▸ **GOAL**
Look below and pull out each line with the word "name".

▸ **DATA TO USE**
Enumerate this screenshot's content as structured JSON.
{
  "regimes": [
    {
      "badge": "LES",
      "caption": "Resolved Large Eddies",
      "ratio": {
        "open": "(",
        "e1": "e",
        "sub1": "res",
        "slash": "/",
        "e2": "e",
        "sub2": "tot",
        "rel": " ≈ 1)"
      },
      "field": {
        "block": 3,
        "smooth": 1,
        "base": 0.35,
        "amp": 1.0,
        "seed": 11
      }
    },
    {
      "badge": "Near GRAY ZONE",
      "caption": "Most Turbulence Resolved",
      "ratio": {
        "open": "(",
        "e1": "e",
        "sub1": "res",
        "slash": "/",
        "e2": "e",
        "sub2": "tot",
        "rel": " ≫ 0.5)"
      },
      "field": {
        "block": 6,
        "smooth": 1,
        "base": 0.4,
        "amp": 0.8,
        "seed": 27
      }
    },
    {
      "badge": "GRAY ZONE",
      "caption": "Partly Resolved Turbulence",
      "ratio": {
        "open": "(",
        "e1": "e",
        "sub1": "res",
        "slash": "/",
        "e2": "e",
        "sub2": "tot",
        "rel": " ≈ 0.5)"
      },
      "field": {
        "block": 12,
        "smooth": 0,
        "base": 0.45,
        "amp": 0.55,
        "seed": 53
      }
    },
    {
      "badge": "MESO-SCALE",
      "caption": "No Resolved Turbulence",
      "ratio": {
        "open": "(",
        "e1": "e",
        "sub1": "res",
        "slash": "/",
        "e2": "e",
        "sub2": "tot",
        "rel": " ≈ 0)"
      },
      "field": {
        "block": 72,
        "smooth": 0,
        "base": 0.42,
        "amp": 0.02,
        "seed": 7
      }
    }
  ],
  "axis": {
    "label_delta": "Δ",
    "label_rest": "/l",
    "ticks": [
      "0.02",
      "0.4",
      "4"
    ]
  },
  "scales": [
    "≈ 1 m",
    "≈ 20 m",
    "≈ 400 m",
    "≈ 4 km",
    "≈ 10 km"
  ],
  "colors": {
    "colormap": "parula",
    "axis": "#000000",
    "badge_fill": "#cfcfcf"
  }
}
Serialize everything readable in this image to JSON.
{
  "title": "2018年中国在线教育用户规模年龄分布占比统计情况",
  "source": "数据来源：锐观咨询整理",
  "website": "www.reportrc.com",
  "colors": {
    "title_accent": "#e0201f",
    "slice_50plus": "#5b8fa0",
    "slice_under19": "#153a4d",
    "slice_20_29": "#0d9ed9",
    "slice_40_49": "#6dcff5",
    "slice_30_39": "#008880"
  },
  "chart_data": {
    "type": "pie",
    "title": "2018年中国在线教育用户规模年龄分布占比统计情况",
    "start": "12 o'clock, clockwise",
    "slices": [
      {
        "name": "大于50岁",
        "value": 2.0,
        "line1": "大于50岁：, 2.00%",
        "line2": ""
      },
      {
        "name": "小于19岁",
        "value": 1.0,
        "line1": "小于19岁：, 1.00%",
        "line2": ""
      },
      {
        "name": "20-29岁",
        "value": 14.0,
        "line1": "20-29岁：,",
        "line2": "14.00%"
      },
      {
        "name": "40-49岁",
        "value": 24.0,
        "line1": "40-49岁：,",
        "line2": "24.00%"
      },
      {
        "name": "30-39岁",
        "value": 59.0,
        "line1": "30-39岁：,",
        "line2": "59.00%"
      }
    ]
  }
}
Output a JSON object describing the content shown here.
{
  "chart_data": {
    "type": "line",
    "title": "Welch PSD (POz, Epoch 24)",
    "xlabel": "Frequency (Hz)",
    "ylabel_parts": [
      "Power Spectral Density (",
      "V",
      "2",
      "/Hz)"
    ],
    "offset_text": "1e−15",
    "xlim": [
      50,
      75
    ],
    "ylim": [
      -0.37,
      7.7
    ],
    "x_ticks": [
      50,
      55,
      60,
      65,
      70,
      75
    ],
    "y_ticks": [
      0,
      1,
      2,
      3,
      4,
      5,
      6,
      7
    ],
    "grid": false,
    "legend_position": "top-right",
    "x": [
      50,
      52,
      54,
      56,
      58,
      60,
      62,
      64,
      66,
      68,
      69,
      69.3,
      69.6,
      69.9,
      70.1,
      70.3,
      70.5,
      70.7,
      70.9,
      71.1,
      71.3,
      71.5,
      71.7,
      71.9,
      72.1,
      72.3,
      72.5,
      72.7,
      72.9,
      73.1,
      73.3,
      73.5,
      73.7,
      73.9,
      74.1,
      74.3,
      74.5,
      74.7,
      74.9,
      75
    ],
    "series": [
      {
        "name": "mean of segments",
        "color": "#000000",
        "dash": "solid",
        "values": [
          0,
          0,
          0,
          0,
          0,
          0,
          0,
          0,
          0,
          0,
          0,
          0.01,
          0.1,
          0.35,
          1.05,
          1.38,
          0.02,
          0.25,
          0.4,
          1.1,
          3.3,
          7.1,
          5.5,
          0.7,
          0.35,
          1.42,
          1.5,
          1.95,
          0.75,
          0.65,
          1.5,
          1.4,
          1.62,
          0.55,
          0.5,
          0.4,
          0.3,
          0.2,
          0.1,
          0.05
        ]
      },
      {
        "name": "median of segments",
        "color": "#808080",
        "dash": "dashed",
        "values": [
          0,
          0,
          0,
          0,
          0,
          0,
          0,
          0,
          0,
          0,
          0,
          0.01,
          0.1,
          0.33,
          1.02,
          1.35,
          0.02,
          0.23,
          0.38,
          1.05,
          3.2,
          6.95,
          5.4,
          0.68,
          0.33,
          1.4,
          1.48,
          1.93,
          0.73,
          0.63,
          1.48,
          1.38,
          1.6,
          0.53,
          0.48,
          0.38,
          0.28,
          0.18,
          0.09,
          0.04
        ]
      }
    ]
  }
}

▸ **EXERCISE OUTPUT**
        "name": "大于50岁",
        "name": "小于19岁",
        "name": "20-29岁",
        "name": "40-49岁",
        "name": "30-39岁",
        "name": "mean of segments",
        "name": "median of segments",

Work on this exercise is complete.